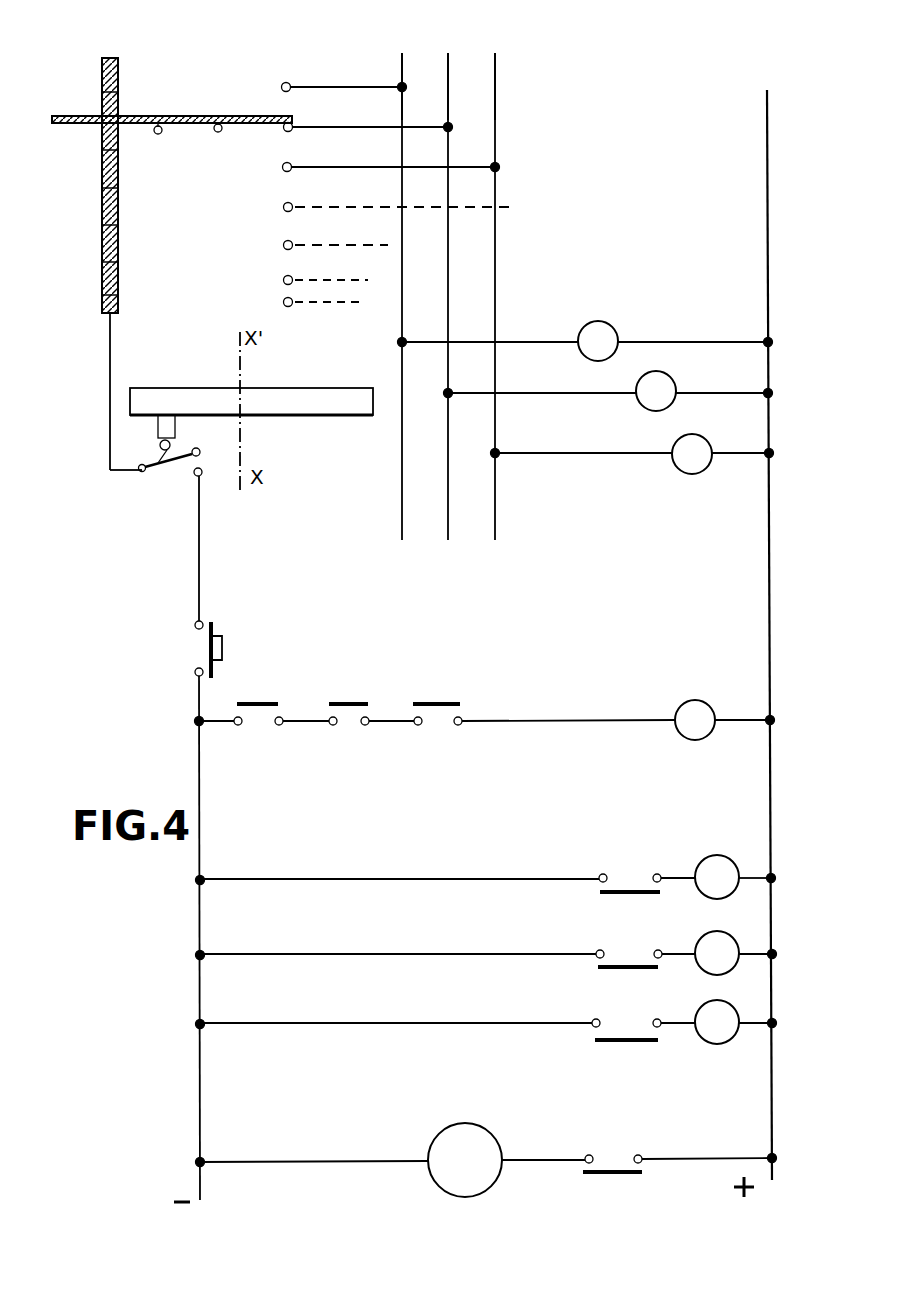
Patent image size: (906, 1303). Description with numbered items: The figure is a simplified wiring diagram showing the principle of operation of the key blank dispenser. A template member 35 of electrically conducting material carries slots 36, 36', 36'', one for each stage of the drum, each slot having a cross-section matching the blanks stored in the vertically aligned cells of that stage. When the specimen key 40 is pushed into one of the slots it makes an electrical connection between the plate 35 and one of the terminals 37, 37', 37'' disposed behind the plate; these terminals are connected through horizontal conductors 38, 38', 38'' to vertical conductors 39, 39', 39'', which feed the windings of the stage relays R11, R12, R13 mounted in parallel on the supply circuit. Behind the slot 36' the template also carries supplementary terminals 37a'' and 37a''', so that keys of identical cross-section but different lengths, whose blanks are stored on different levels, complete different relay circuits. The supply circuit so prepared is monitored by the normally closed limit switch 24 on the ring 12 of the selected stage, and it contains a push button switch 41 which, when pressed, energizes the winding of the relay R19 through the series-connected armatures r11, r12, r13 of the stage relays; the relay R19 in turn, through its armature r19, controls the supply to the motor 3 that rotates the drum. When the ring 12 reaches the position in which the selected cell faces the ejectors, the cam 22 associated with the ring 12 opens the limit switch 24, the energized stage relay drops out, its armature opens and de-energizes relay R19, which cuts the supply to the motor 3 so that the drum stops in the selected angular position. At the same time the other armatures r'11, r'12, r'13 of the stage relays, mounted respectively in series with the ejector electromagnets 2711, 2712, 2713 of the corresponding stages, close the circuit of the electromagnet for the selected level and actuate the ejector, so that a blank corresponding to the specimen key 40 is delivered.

The motor 3 is at (474, 1130).
The ring 12 is at (336, 398).
The cam 22 is at (172, 428).
The limit switch 24 is at (164, 470).
The template member 35 is at (106, 58).
The slot 36 is at (136, 257).
The slot 36' is at (88, 83).
The slot 36'' is at (83, 176).
The terminal 37 is at (274, 61).
The terminal 37' is at (267, 143).
The terminal 37'' is at (265, 180).
The supplementary terminal 37a'' is at (157, 150).
The supplementary terminal 37a''' is at (215, 150).
The horizontal conductor 38 is at (349, 66).
The horizontal conductor 38' is at (372, 108).
The horizontal conductor 38'' is at (396, 148).
The vertical conductor 39 is at (417, 73).
The vertical conductor 39' is at (469, 72).
The vertical conductor 39'' is at (520, 69).
The specimen key 40 is at (62, 124).
The push button switch 41 is at (222, 642).
The stage relay R11 is at (604, 330).
The stage relay R12 is at (664, 382).
The stage relay R13 is at (700, 444).
The motor relay R19 is at (700, 710).
The armature of relay R11 r11 is at (259, 703).
The armature of relay R12 r12 is at (346, 703).
The armature of relay R13 r13 is at (436, 703).
The armature of relay R11 r'11 is at (630, 861).
The armature of relay R12 r'12 is at (629, 939).
The armature of relay R13 r'13 is at (626, 1011).
The armature of relay R19 r19 is at (612, 1166).
The ejector electromagnet 2711 is at (718, 858).
The ejector electromagnet 2712 is at (720, 942).
The ejector electromagnet 2713 is at (718, 1012).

EXERCISE:
Transcribe every entry exactly, leaving out the pictures.

WRITTEN REPLY:
Patent image size: (906, 1303). Description with numbered items: The figure is a simplified wiring diagram showing the principle of operation of the key blank dispenser. A template member 35 of electrically conducting material carries slots 36, 36', 36'', one for each stage of the drum, each slot having a cross-section matching the blanks stored in the vertically aligned cells of that stage. When the specimen key 40 is pushed into one of the slots it makes an electrical connection between the plate 35 and one of the terminals 37, 37', 37'' disposed behind the plate; these terminals are connected through horizontal conductors 38, 38', 38'' to vertical conductors 39, 39', 39'', which feed the windings of the stage relays R11, R12, R13 mounted in parallel on the supply circuit. Behind the slot 36' the template also carries supplementary terminals 37a'' and 37a''', so that keys of identical cross-section but different lengths, whose blanks are stored on different levels, complete different relay circuits. The supply circuit so prepared is monitored by the normally closed limit switch 24 on the ring 12 of the selected stage, and it contains a push button switch 41 which, when pressed, energizes the winding of the relay R19 through the series-connected armatures r11, r12, r13 of the stage relays; the relay R19 in turn, through its armature r19, controls the supply to the motor 3 that rotates the drum. When the ring 12 reaches the position in which the selected cell faces the ejectors, the cam 22 associated with the ring 12 opens the limit switch 24, the energized stage relay drops out, its armature opens and de-energizes relay R19, which cuts the supply to the motor 3 so that the drum stops in the selected angular position. At the same time the other armatures r'11, r'12, r'13 of the stage relays, mounted respectively in series with the ejector electromagnets 2711, 2712, 2713 of the corresponding stages, close the circuit of the electromagnet for the selected level and actuate the ejector, so that a blank corresponding to the specimen key 40 is delivered.

The motor 3 is at (474, 1130).
The ring 12 is at (336, 398).
The cam 22 is at (172, 428).
The limit switch 24 is at (164, 470).
The template member 35 is at (106, 58).
The slot 36 is at (136, 257).
The slot 36' is at (88, 83).
The slot 36'' is at (83, 176).
The terminal 37 is at (274, 61).
The terminal 37' is at (267, 143).
The terminal 37'' is at (265, 180).
The supplementary terminal 37a'' is at (157, 150).
The supplementary terminal 37a''' is at (215, 150).
The horizontal conductor 38 is at (349, 66).
The horizontal conductor 38' is at (372, 108).
The horizontal conductor 38'' is at (396, 148).
The vertical conductor 39 is at (417, 73).
The vertical conductor 39' is at (469, 72).
The vertical conductor 39'' is at (520, 69).
The specimen key 40 is at (62, 124).
The push button switch 41 is at (222, 642).
The stage relay R11 is at (604, 330).
The stage relay R12 is at (664, 382).
The stage relay R13 is at (700, 444).
The motor relay R19 is at (700, 710).
The armature of relay R11 r11 is at (259, 703).
The armature of relay R12 r12 is at (346, 703).
The armature of relay R13 r13 is at (436, 703).
The armature of relay R11 r'11 is at (630, 861).
The armature of relay R12 r'12 is at (629, 939).
The armature of relay R13 r'13 is at (626, 1011).
The armature of relay R19 r19 is at (612, 1166).
The ejector electromagnet 2711 is at (718, 858).
The ejector electromagnet 2712 is at (720, 942).
The ejector electromagnet 2713 is at (718, 1012).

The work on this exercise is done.